> [TASK DETAILS]: Your task is to repeat the entries word for word while leaving out the pictures.

> [WORKING DATA]:

※ ※ ※

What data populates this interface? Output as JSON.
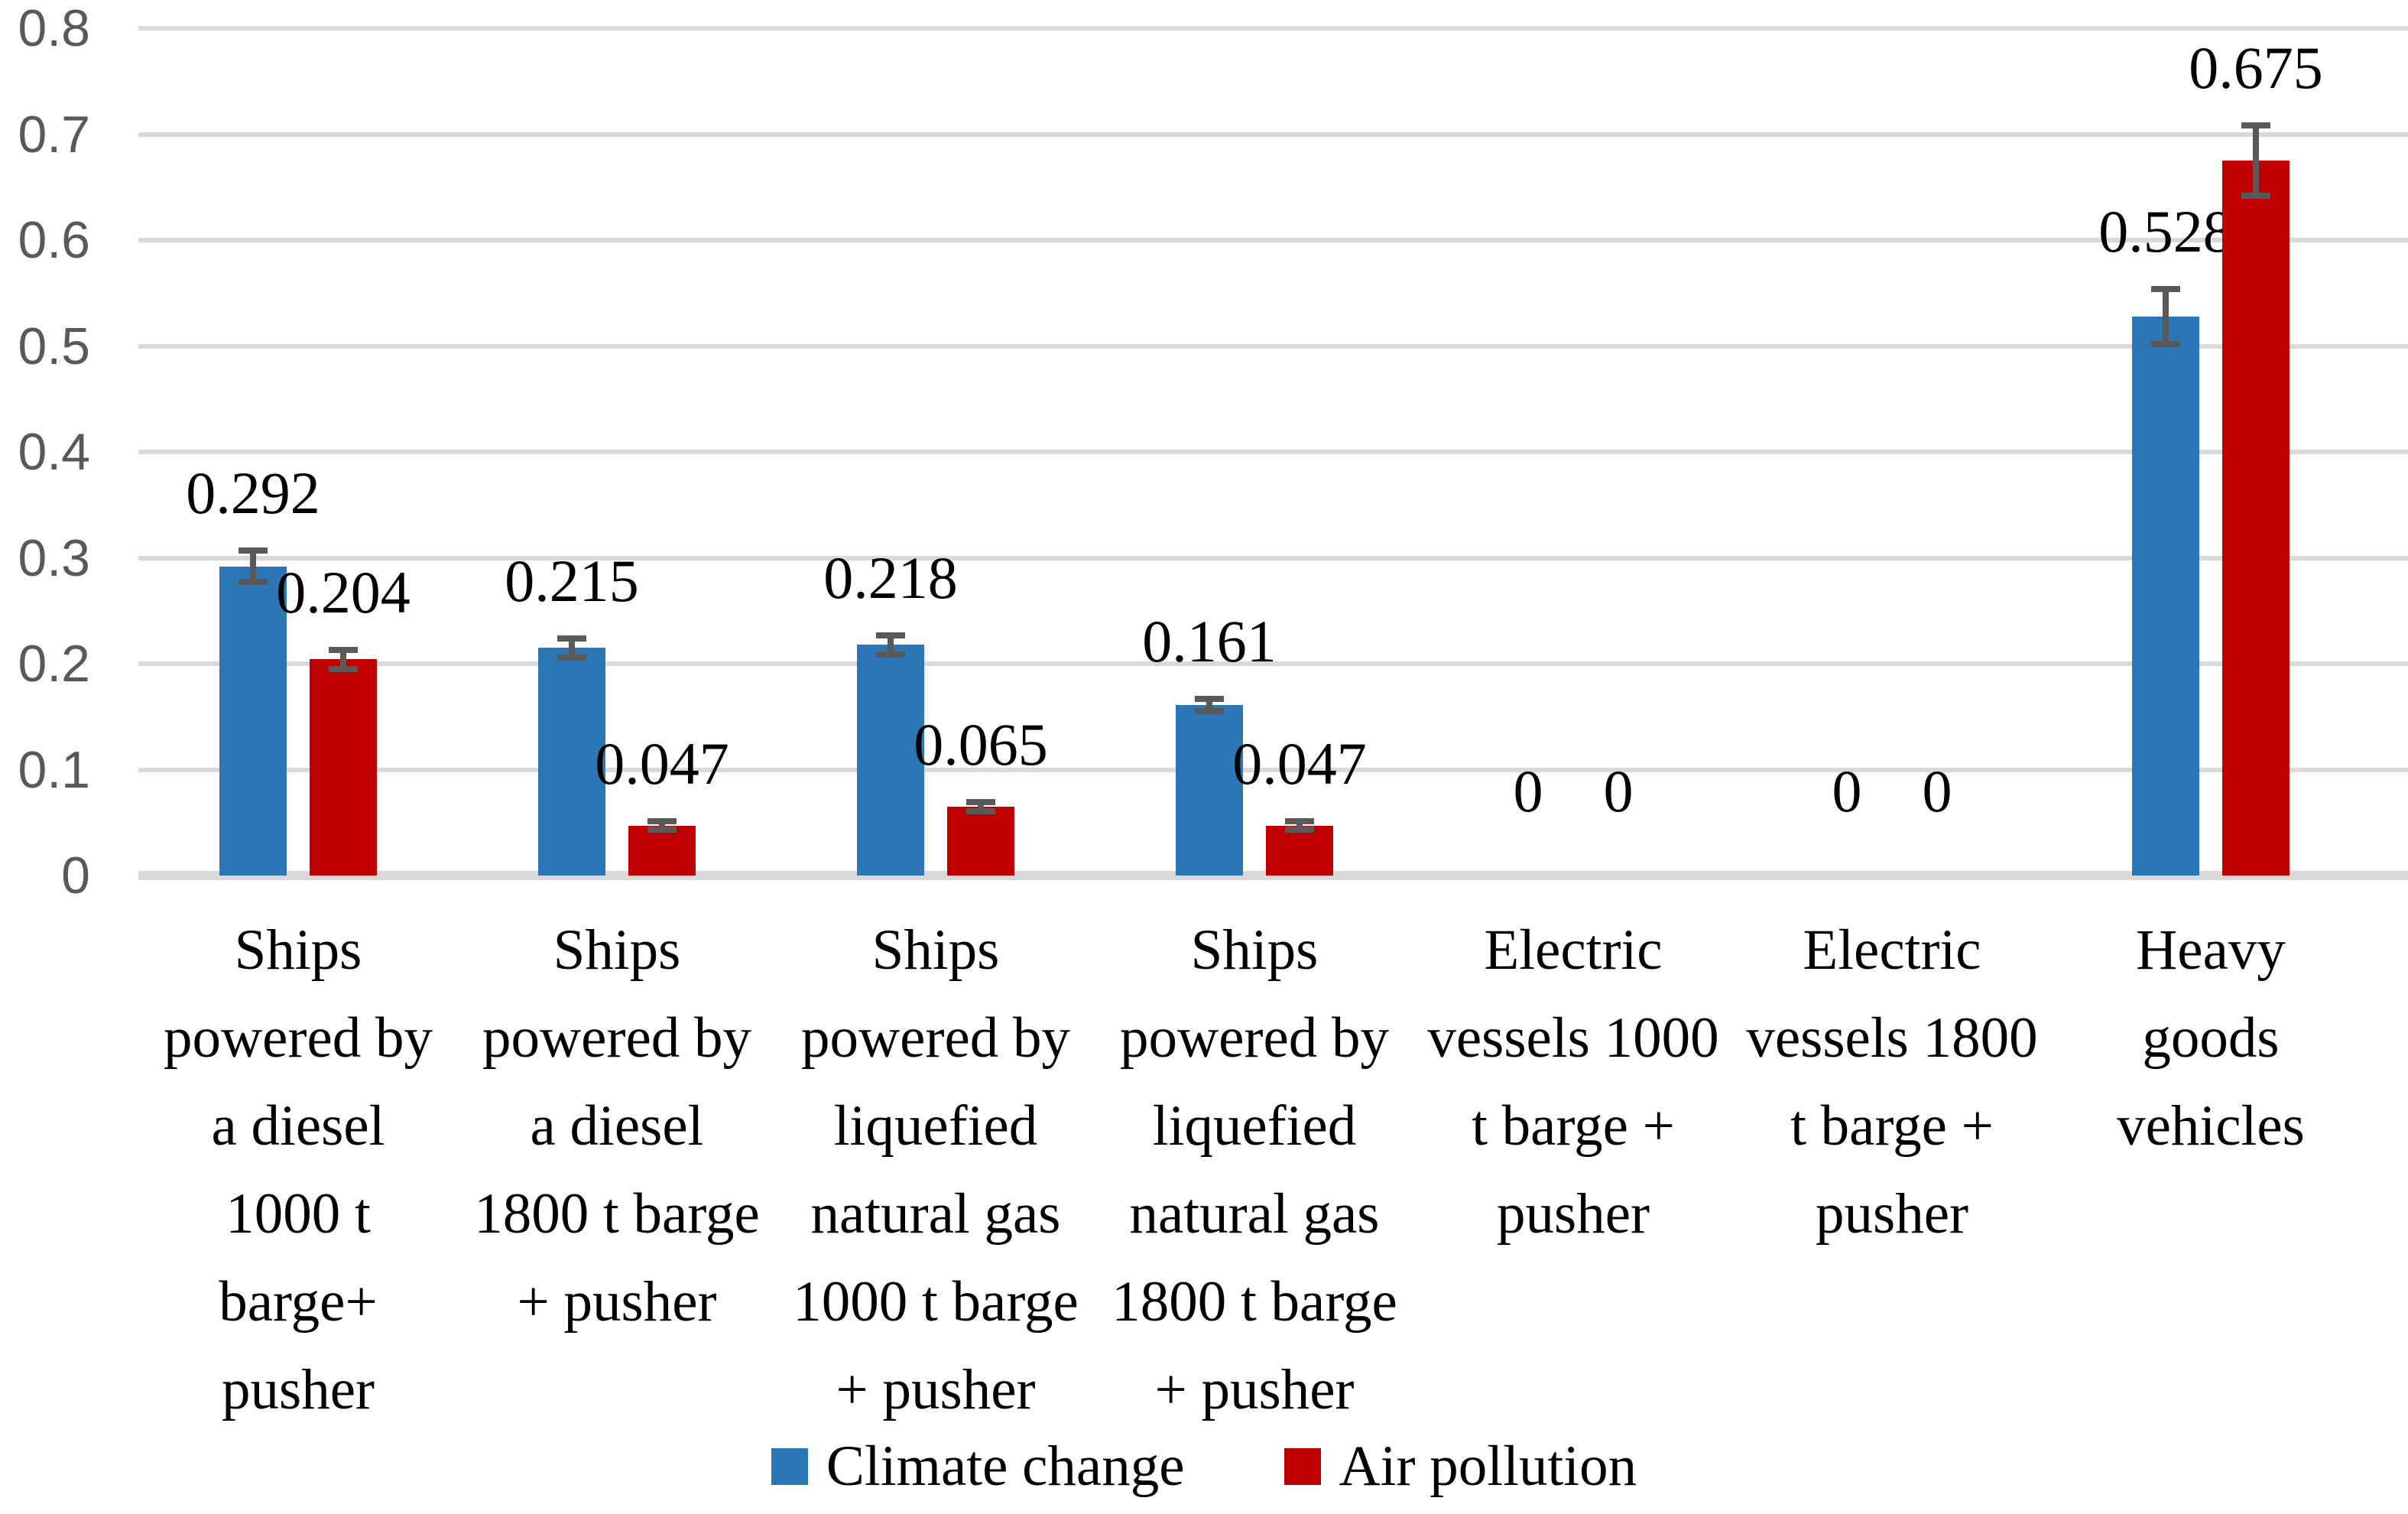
{
  "chart_data": {
    "type": "bar",
    "title": "",
    "categories": [
      "Ships powered by a diesel 1000 t barge+ pusher",
      "Ships powered by a diesel 1800 t barge + pusher",
      "Ships powered by liquefied natural gas 1000 t barge + pusher",
      "Ships powered by liquefied natural gas 1800 t barge + pusher",
      "Electric vessels 1000 t barge + pusher",
      "Electric vessels 1800 t barge + pusher",
      "Heavy goods vehicles"
    ],
    "category_lines": [
      [
        "Ships",
        "powered by",
        "a diesel",
        "1000 t",
        "barge+",
        "pusher"
      ],
      [
        "Ships",
        "powered by",
        "a diesel",
        "1800 t barge",
        "+ pusher"
      ],
      [
        "Ships",
        "powered by",
        "liquefied",
        "natural gas",
        "1000 t barge",
        "+ pusher"
      ],
      [
        "Ships",
        "powered by",
        "liquefied",
        "natural gas",
        "1800 t barge",
        "+ pusher"
      ],
      [
        "Electric",
        "vessels 1000",
        "t barge +",
        "pusher"
      ],
      [
        "Electric",
        "vessels 1800",
        "t barge +",
        "pusher"
      ],
      [
        "Heavy",
        "goods",
        "vehicles"
      ]
    ],
    "series": [
      {
        "name": "Climate change",
        "color": "#2D76B5",
        "values": [
          0.292,
          0.215,
          0.218,
          0.161,
          0,
          0,
          0.528
        ],
        "errors": [
          0.015,
          0.009,
          0.009,
          0.006,
          0,
          0,
          0.026
        ],
        "labels": [
          "0.292",
          "0.215",
          "0.218",
          "0.161",
          "0",
          "0",
          "0.528"
        ]
      },
      {
        "name": "Air pollution",
        "color": "#C00000",
        "values": [
          0.204,
          0.047,
          0.065,
          0.047,
          0,
          0,
          0.675
        ],
        "errors": [
          0.009,
          0.004,
          0.004,
          0.004,
          0,
          0,
          0.033
        ],
        "labels": [
          "0.204",
          "0.047",
          "0.065",
          "0.047",
          "0",
          "0",
          "0.675"
        ]
      }
    ],
    "y_axis": {
      "min": 0,
      "max": 0.8,
      "tick_step": 0.1,
      "tick_labels": [
        "0",
        "0.1",
        "0.2",
        "0.3",
        "0.4",
        "0.5",
        "0.6",
        "0.7",
        "0.8"
      ]
    },
    "grid": true,
    "legend_position": "bottom",
    "colors": {
      "error_bar": "#595959",
      "gridline": "#D9D9D9",
      "axis_line": "#D9D9D9",
      "tick_label": "#595959",
      "data_label": "#000000"
    }
  }
}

※ ※ ※

> [FINAL ANSWER]:
What data populates this interface? Output as JSON.
{
  "chart_data": {
    "type": "bar",
    "title": "",
    "categories": [
      "Ships powered by a diesel 1000 t barge+ pusher",
      "Ships powered by a diesel 1800 t barge + pusher",
      "Ships powered by liquefied natural gas 1000 t barge + pusher",
      "Ships powered by liquefied natural gas 1800 t barge + pusher",
      "Electric vessels 1000 t barge + pusher",
      "Electric vessels 1800 t barge + pusher",
      "Heavy goods vehicles"
    ],
    "category_lines": [
      [
        "Ships",
        "powered by",
        "a diesel",
        "1000 t",
        "barge+",
        "pusher"
      ],
      [
        "Ships",
        "powered by",
        "a diesel",
        "1800 t barge",
        "+ pusher"
      ],
      [
        "Ships",
        "powered by",
        "liquefied",
        "natural gas",
        "1000 t barge",
        "+ pusher"
      ],
      [
        "Ships",
        "powered by",
        "liquefied",
        "natural gas",
        "1800 t barge",
        "+ pusher"
      ],
      [
        "Electric",
        "vessels 1000",
        "t barge +",
        "pusher"
      ],
      [
        "Electric",
        "vessels 1800",
        "t barge +",
        "pusher"
      ],
      [
        "Heavy",
        "goods",
        "vehicles"
      ]
    ],
    "series": [
      {
        "name": "Climate change",
        "color": "#2D76B5",
        "values": [
          0.292,
          0.215,
          0.218,
          0.161,
          0,
          0,
          0.528
        ],
        "errors": [
          0.015,
          0.009,
          0.009,
          0.006,
          0,
          0,
          0.026
        ],
        "labels": [
          "0.292",
          "0.215",
          "0.218",
          "0.161",
          "0",
          "0",
          "0.528"
        ]
      },
      {
        "name": "Air pollution",
        "color": "#C00000",
        "values": [
          0.204,
          0.047,
          0.065,
          0.047,
          0,
          0,
          0.675
        ],
        "errors": [
          0.009,
          0.004,
          0.004,
          0.004,
          0,
          0,
          0.033
        ],
        "labels": [
          "0.204",
          "0.047",
          "0.065",
          "0.047",
          "0",
          "0",
          "0.675"
        ]
      }
    ],
    "y_axis": {
      "min": 0,
      "max": 0.8,
      "tick_step": 0.1,
      "tick_labels": [
        "0",
        "0.1",
        "0.2",
        "0.3",
        "0.4",
        "0.5",
        "0.6",
        "0.7",
        "0.8"
      ]
    },
    "grid": true,
    "legend_position": "bottom",
    "colors": {
      "error_bar": "#595959",
      "gridline": "#D9D9D9",
      "axis_line": "#D9D9D9",
      "tick_label": "#595959",
      "data_label": "#000000"
    }
  }
}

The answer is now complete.